# start of Exercise inputs
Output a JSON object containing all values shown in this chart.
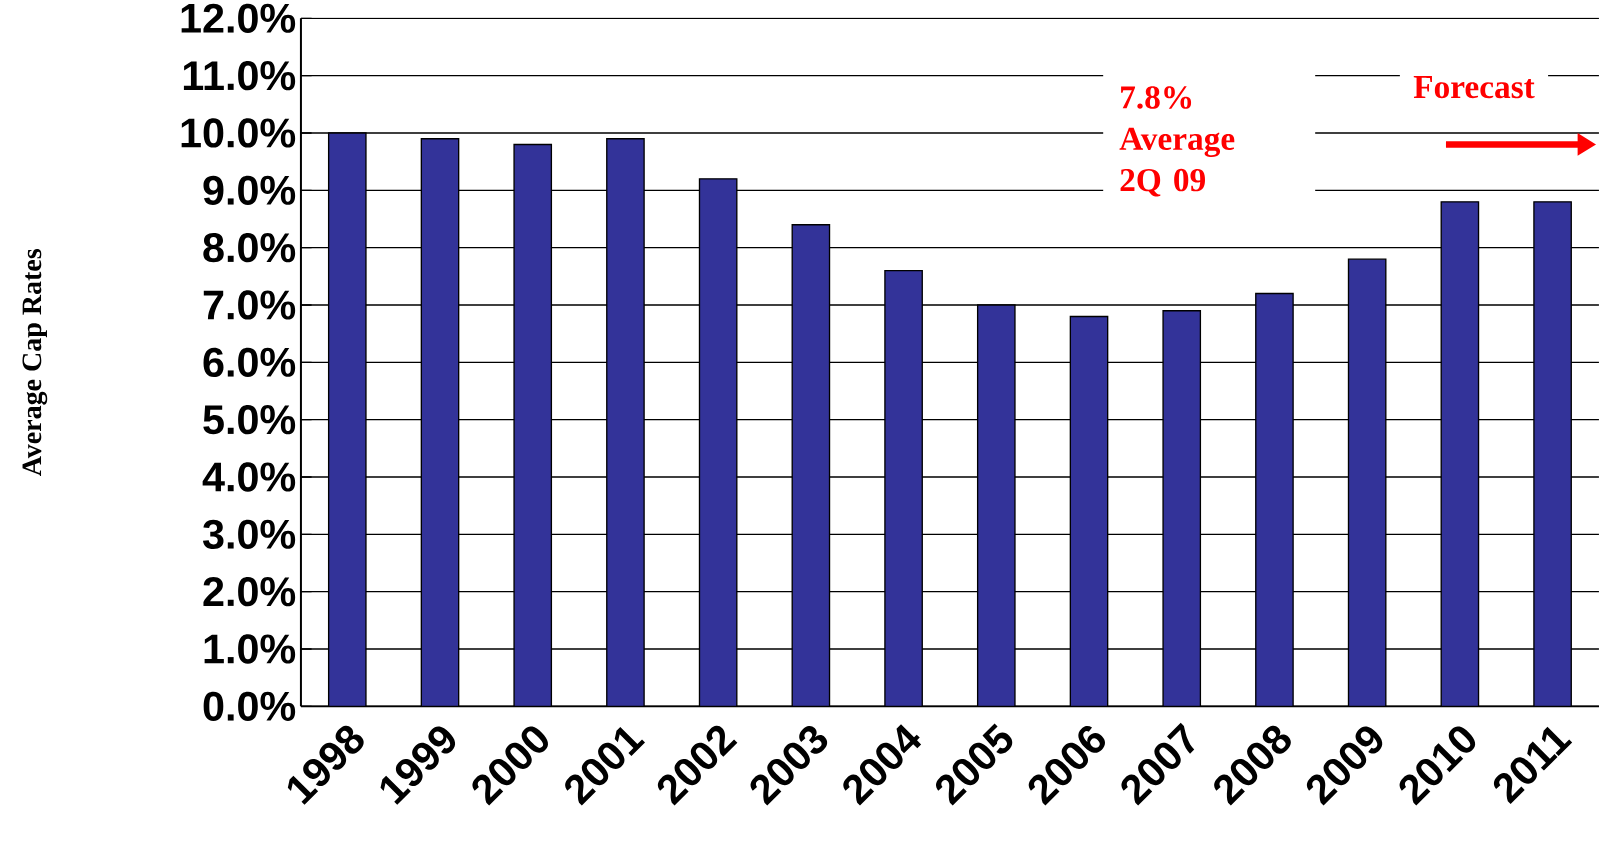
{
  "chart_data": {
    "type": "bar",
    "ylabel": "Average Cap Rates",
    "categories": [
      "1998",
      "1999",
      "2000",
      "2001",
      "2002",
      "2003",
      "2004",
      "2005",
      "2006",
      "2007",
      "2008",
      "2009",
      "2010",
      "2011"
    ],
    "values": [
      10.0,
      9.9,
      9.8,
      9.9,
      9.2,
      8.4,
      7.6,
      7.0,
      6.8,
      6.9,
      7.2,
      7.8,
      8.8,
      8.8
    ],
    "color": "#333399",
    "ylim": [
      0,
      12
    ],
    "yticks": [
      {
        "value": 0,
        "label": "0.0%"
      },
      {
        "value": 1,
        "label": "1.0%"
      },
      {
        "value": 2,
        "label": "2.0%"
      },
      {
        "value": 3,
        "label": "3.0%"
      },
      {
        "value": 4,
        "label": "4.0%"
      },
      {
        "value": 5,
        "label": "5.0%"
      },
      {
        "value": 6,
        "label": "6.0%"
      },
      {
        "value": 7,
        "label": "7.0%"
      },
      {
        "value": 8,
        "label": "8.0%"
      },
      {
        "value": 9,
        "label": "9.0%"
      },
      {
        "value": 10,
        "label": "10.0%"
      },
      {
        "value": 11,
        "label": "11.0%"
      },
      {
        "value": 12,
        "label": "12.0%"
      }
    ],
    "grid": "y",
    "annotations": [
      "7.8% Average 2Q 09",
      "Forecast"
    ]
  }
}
# end of Exercise inputs
# start of Exercise inputs
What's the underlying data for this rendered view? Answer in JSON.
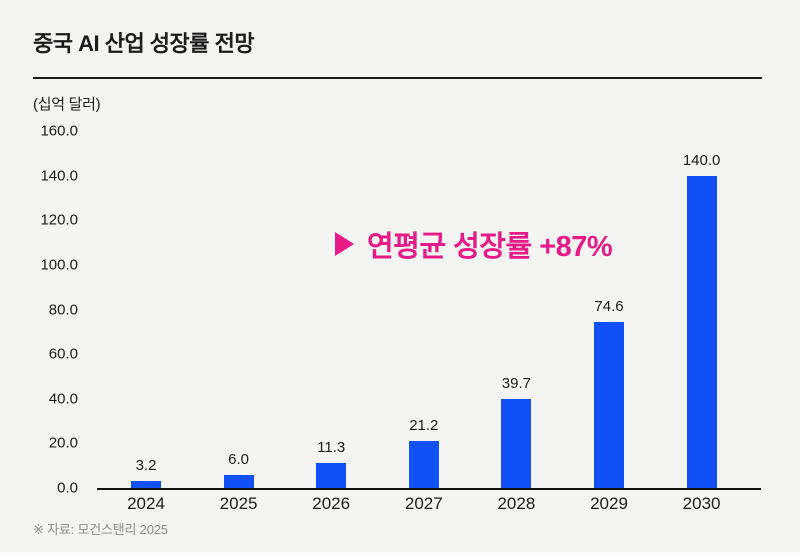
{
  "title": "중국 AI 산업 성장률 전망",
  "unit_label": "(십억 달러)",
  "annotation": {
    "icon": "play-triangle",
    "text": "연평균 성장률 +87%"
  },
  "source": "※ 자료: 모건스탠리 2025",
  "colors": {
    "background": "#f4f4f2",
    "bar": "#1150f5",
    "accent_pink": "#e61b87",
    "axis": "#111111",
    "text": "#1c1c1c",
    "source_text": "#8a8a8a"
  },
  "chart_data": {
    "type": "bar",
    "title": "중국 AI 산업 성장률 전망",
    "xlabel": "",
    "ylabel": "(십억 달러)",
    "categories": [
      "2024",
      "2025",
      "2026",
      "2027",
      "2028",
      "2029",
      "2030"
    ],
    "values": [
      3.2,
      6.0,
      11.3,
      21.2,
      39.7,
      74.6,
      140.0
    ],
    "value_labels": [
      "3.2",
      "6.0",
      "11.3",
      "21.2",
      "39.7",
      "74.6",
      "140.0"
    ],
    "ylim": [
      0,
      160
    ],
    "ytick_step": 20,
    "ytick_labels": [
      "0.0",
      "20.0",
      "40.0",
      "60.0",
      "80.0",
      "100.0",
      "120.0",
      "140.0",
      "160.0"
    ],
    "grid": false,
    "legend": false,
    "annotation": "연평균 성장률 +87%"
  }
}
# end of Exercise inputs
# start of Exercise inputs
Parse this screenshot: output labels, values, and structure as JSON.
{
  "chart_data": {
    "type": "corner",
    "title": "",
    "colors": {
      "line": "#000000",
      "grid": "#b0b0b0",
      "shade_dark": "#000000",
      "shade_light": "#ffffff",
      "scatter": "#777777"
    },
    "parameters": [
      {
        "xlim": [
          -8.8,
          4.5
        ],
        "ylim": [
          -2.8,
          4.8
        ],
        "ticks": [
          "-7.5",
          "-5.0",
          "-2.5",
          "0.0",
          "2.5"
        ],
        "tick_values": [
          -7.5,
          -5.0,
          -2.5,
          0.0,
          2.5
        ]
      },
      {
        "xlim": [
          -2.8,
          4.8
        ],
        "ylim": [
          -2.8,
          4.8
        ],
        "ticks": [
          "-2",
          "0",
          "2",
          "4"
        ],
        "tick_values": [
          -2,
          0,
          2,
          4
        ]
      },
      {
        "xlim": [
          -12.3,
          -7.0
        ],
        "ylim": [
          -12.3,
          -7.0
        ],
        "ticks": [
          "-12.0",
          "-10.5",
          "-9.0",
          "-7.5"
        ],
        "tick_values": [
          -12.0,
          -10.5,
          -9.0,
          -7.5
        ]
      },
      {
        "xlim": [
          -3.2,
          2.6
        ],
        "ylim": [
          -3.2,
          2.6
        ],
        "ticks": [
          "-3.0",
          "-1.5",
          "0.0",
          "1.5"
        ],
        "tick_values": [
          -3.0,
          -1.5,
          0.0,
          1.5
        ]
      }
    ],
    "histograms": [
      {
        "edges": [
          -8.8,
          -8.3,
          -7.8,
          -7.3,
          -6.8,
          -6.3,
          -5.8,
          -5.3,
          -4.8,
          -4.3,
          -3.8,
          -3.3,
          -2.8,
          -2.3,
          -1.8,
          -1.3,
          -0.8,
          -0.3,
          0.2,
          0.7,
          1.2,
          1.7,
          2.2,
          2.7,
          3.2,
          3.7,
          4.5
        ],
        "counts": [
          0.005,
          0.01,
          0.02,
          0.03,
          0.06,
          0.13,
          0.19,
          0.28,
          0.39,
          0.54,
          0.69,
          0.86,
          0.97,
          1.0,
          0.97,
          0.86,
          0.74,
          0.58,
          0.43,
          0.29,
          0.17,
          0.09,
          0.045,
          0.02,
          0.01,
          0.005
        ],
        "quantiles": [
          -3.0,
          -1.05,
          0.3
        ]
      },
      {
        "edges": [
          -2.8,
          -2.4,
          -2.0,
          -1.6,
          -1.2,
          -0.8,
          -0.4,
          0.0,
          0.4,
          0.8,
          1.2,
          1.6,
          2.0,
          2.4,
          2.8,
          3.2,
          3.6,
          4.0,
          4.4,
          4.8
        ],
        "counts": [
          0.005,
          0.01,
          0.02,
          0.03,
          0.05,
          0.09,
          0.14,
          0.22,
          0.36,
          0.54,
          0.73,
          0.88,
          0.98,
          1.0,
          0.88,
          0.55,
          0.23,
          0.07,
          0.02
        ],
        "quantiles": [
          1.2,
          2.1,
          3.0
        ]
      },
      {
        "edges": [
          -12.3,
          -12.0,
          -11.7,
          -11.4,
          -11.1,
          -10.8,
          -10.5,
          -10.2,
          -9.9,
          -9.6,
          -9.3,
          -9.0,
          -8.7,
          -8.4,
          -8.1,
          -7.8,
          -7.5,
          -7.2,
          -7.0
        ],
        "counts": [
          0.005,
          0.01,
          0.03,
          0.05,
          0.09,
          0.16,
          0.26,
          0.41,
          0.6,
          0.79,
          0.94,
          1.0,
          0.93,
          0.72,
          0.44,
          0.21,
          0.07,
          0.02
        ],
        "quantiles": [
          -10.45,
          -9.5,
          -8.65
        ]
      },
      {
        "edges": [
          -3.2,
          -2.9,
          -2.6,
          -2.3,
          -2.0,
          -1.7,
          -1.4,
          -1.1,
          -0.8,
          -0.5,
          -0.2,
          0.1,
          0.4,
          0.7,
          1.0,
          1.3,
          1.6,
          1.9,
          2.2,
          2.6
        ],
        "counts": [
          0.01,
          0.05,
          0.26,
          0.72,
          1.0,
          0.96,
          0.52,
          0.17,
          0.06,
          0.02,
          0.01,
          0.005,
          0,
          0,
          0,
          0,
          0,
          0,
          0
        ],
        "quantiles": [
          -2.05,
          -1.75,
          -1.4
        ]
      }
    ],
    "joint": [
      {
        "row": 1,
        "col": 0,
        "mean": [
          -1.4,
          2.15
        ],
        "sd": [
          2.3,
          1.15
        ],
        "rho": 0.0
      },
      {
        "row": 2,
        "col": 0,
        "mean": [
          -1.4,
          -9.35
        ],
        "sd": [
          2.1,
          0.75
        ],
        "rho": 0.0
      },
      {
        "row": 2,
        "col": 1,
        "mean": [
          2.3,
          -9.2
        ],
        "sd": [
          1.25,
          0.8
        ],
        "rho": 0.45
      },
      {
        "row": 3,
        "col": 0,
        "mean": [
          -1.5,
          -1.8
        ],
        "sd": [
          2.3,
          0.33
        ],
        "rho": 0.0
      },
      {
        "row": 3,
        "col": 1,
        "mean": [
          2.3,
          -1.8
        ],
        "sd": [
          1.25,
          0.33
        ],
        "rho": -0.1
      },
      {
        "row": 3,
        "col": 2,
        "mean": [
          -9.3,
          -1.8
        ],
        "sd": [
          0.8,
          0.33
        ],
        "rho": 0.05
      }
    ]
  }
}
# end of Exercise inputs
**Written instruction**
Select every line above that contains the word "title", and copy it.

**Output of the task**
  "title": "중국 AI 산업 성장률 전망",
    "title": "중국 AI 산업 성장률 전망",
    "title": "",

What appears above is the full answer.